* _ИСХОДНЫЙ ТЕКСТ_
Выбрать главу

МАРК МАКСИМОВ

Звездное чудо

Вертикали Москвы, озаренные к первому дню мая, не гаснут по девятый. Победа следует за весной. Так велит календарь. А ведь было иначе — Победа однажды предварила весну. Утвердила однажды и навсегда. И сейчас кажется, что планета догнала себя в извечном движении по кругу.

Такой образ шара земного проступает сквозь новые, не хочу называть их посмертными, стихи поэта Победы, весны и полета. И то, что произошло с ним самим, похоже на это звездное чудо. Сергей Орлов совершает по кругу даже не вторую, как суждено исконной литературе, а третью свою жизнь.

Первая оборвалась в сорок четвертом…

Пожалуй, говоря об Орлове, я не внесу вклад в привычное литературоведение. Он был из тех, кому с лихвой хватило жизненного и смертельного опыта и чьим стихам в. силу этого чуждо понятие «лирический герой». Он был просто героем. И в жизни, и двойником самого себя в скульптурных строках, из которых, все равно — от первого или от третьего лица написанных, встает человек подвига, долга и дружбы, непостижимо скромный, искренний и достоверный. Поэт и рыцарь, витязь.

Писать о стихах Сергея Орлова — значит писать о нем.

Я землю эту попирал ногами, К ней под обстрелом припадал щекой, Дышал ее дождями и снегами И гладил обожженною рукой.

Нашему поколению близок путь Орлова. Это не преимущество, а счастье. Трудное счастье, диктующее художнику при любых взлетах фантазии предпосылку жизненной подлинности.

Как-то он меня похвалил: «Это не стихи — это правда». Тогда я обиделся. Сейчас понимаю — фактографию он не терпел, но правда, достоверность были для него и высшей оценкой поэзии. Он считал, что обобщение должно взлетать крылато, даже реактивно, но взлетной площадке положено быть на земле. Взлет начинался для него с детали. Точной, заземленно дотошной. Часто обобщение таится в самой детали. Вот о затонувшем боевом корабле, на котором все приборы еще живут. Все, кроме часов.

Показывая север с югом, фосфоресцирует компас. А на часах, где цифры с кругом, Три года длится первый час.

Все точно, включая моряцкое ударение «компас». Но как много за этой точностью в двух последних строчках… 7 октября 1977 года остановились часы Сергея Орлова, Схватившись своей обожженной рукой за сердце, он упал в служебном коридоре, и часы разбились. Старенькие часы «Победа», подаренные мамой Екатериной Яковлевной, когда он, восстав из мертвых, пришел с войны. Пришел через длинные госпитали, где эта рука была привязана запястьем к лицу — с этого запястья на сгоревшее веко пересаживался кусочек кожи.

Лейтенант Орлов водил в бои тяжелый танк. Подо Мгой танк дважды горел. Друзья выносили из огня юного командира. Он не любил рассказывать. От него знали только, что был контужен, обожжен и числился в погибших. И еще — что от осколка бронебойного снаряда его спасла медаль «За оборону Ленинграда». Об этом говорил весело и охотно, но так, что ясно было — должное воздает не себе, а своему Ленинграду.

Записи из набора данных:
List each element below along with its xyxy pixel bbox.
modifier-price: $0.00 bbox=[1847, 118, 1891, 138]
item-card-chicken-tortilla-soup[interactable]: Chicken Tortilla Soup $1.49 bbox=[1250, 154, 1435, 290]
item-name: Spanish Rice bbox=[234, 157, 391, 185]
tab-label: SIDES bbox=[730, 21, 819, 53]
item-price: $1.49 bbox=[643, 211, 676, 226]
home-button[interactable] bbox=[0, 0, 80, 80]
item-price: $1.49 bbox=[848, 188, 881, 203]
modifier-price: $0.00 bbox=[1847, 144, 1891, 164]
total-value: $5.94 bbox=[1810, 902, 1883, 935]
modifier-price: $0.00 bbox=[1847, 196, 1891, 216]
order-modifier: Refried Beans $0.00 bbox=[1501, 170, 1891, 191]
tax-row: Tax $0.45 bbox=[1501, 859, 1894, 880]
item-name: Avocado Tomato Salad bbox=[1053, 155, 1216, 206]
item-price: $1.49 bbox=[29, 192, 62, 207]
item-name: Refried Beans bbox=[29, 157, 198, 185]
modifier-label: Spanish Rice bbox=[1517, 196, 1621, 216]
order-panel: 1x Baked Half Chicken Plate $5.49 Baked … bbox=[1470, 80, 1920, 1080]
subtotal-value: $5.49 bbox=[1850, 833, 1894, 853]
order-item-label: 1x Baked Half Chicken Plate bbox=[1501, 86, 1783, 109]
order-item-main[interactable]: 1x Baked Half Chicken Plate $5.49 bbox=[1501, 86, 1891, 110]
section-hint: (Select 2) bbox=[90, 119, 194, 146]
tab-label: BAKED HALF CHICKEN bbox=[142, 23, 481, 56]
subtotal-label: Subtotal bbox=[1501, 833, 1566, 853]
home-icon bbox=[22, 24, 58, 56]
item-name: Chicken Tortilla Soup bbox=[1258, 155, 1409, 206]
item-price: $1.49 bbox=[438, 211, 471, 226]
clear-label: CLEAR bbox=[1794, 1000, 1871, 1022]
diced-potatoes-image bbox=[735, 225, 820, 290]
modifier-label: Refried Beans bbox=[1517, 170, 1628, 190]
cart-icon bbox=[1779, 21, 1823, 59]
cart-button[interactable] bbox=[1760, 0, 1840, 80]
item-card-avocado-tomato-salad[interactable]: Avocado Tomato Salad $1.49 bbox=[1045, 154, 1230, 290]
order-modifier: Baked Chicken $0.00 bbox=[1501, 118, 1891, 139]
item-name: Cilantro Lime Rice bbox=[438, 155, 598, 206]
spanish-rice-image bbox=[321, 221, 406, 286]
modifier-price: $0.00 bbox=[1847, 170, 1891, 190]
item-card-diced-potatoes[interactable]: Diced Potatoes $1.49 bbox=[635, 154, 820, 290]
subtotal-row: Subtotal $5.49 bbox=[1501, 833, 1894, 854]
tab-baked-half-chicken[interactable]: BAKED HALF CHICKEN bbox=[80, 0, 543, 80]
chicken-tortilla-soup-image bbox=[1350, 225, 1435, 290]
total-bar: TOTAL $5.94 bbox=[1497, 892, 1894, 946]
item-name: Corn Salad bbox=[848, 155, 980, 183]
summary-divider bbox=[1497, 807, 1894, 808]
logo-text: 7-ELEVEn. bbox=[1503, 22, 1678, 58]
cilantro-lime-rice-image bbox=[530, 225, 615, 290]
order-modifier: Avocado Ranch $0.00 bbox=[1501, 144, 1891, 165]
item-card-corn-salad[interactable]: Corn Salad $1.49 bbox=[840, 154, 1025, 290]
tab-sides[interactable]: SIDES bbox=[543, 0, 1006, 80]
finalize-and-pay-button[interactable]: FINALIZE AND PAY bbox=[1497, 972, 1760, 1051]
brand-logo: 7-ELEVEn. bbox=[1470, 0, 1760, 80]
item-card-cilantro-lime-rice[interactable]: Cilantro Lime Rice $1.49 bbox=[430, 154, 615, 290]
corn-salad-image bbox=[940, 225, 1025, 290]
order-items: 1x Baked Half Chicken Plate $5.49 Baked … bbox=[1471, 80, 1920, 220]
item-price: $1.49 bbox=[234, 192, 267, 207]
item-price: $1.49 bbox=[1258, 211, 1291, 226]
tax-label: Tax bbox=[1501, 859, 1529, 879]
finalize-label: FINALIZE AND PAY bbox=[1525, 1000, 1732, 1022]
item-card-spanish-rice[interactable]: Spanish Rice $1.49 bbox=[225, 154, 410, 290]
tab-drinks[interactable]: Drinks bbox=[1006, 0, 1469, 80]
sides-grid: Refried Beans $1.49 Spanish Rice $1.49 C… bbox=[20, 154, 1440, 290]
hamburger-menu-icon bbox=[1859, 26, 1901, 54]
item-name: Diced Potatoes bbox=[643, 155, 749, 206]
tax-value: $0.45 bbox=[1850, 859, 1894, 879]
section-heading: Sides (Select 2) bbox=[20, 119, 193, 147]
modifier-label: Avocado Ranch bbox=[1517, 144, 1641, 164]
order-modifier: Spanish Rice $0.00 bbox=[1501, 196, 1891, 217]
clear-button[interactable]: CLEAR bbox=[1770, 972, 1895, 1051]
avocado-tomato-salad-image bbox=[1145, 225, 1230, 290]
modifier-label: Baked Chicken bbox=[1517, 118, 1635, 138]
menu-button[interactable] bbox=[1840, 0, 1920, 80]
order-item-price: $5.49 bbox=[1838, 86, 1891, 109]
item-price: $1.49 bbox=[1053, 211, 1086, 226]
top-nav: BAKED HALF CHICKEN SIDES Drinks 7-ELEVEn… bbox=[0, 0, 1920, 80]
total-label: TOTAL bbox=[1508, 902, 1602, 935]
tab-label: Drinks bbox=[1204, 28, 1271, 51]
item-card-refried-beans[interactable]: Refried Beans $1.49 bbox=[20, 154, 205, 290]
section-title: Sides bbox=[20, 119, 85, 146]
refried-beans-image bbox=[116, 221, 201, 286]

* _ЧТО СДЕЛАТЬ_
Какая медаль спасла Сергея Орлова от осколка бронебойного снаряда, согласно тексту о нем?

* _РЕШЕНИЕ ЗАДАНИЯ_
Медаль «За оборону Ленинграда».